**What you should do**
Write out the data below exactly as given, without any of its pictures.

**Information provided**
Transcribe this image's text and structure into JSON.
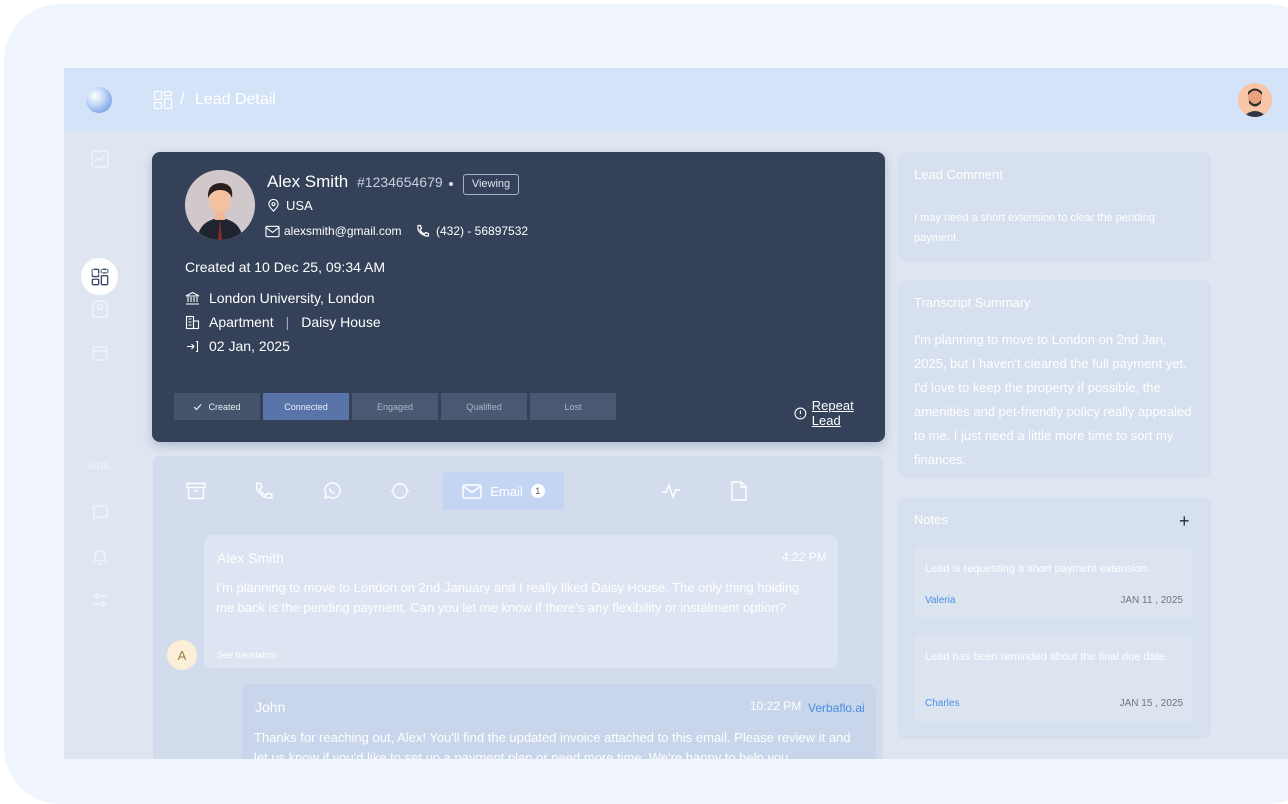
{
  "header": {
    "breadcrumb": "Lead Detail",
    "separator": "/"
  },
  "sidebar": {
    "text_item": "AIDS"
  },
  "lead": {
    "name": "Alex Smith",
    "id": "#1234654679",
    "status_tag": "Viewing",
    "country": "USA",
    "email": "alexsmith@gmail.com",
    "phone": "(432) - 56897532",
    "created_at": "Created at 10 Dec 25, 09:34 AM",
    "university": "London University, London",
    "property_type": "Apartment",
    "property_name": "Daisy House",
    "move_in_date": "02 Jan, 2025",
    "stages": [
      "Created",
      "Connected",
      "Engaged",
      "Qualified",
      "Lost"
    ],
    "repeat_lead": "Repeat Lead"
  },
  "communication": {
    "email_tab": {
      "label": "Email",
      "badge": "1"
    },
    "messages": [
      {
        "sender": "Alex Smith",
        "time": "4:22 PM",
        "body": "I'm planning to move to London on 2nd January and I really liked Daisy House. The only thing holding me back is the pending payment. Can you let me know if there's any flexibility or instalment option?",
        "action": "See translation",
        "avatar_initial": "A"
      },
      {
        "sender": "John",
        "time": "10:22 PM",
        "source": "Verbaflo.ai",
        "body": "Thanks for reaching out, Alex! You'll find the updated invoice attached to this email. Please review it and let us know if you'd like to set up a payment plan or need more time. We're happy to help you."
      }
    ]
  },
  "lead_comment": {
    "title": "Lead Comment",
    "text": "I may need a short extension to clear the pending payment."
  },
  "transcript_summary": {
    "title": "Transcript Summary",
    "text": "I'm planning to move to London on 2nd Jan, 2025, but I haven't cleared the full payment yet. I'd love to keep the property if possible, the amenities and pet-friendly policy really appealed to me. I just need a little more time to sort my finances."
  },
  "notes": {
    "title": "Notes",
    "add": "+",
    "items": [
      {
        "text": "Lead is requesting a short payment extension.",
        "author": "Valeria",
        "date": "JAN 11 , 2025"
      },
      {
        "text": "Lead has been reminded about the final due date.",
        "author": "Charles",
        "date": "JAN 15 , 2025"
      }
    ]
  },
  "colors": {
    "lead_card": "#344158",
    "topbar": "#d5e3f8",
    "accent_blue": "#4a8de6",
    "active_stage": "#5874a8"
  }
}
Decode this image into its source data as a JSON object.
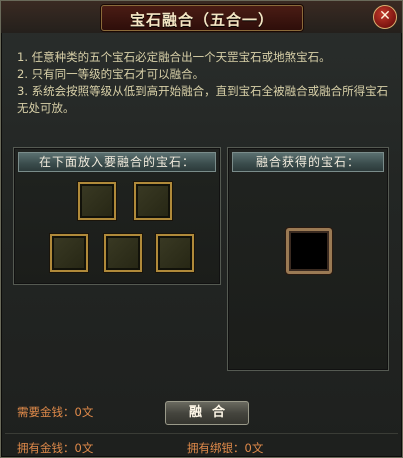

**Solution**
Transcribe this image's text and structure into JSON.
{
  "header": {
    "breadcrumb": "Lead Detail",
    "separator": "/"
  },
  "sidebar": {
    "text_item": "AIDS"
  },
  "lead": {
    "name": "Alex Smith",
    "id": "#1234654679",
    "status_tag": "Viewing",
    "country": "USA",
    "email": "alexsmith@gmail.com",
    "phone": "(432) - 56897532",
    "created_at": "Created at 10 Dec 25, 09:34 AM",
    "university": "London University, London",
    "property_type": "Apartment",
    "property_name": "Daisy House",
    "move_in_date": "02 Jan, 2025",
    "stages": [
      "Created",
      "Connected",
      "Engaged",
      "Qualified",
      "Lost"
    ],
    "repeat_lead": "Repeat Lead"
  },
  "communication": {
    "email_tab": {
      "label": "Email",
      "badge": "1"
    },
    "messages": [
      {
        "sender": "Alex Smith",
        "time": "4:22 PM",
        "body": "I'm planning to move to London on 2nd January and I really liked Daisy House. The only thing holding me back is the pending payment. Can you let me know if there's any flexibility or instalment option?",
        "action": "See translation",
        "avatar_initial": "A"
      },
      {
        "sender": "John",
        "time": "10:22 PM",
        "source": "Verbaflo.ai",
        "body": "Thanks for reaching out, Alex! You'll find the updated invoice attached to this email. Please review it and let us know if you'd like to set up a payment plan or need more time. We're happy to help you."
      }
    ]
  },
  "lead_comment": {
    "title": "Lead Comment",
    "text": "I may need a short extension to clear the pending payment."
  },
  "transcript_summary": {
    "title": "Transcript Summary",
    "text": "I'm planning to move to London on 2nd Jan, 2025, but I haven't cleared the full payment yet. I'd love to keep the property if possible, the amenities and pet-friendly policy really appealed to me. I just need a little more time to sort my finances."
  },
  "notes": {
    "title": "Notes",
    "add": "+",
    "items": [
      {
        "text": "Lead is requesting a short payment extension.",
        "author": "Valeria",
        "date": "JAN 11 , 2025"
      },
      {
        "text": "Lead has been reminded about the final due date.",
        "author": "Charles",
        "date": "JAN 15 , 2025"
      }
    ]
  },
  "colors": {
    "lead_card": "#344158",
    "topbar": "#d5e3f8",
    "accent_blue": "#4a8de6",
    "active_stage": "#5874a8"
  }
}
Decode this image into its source data as a JSON object.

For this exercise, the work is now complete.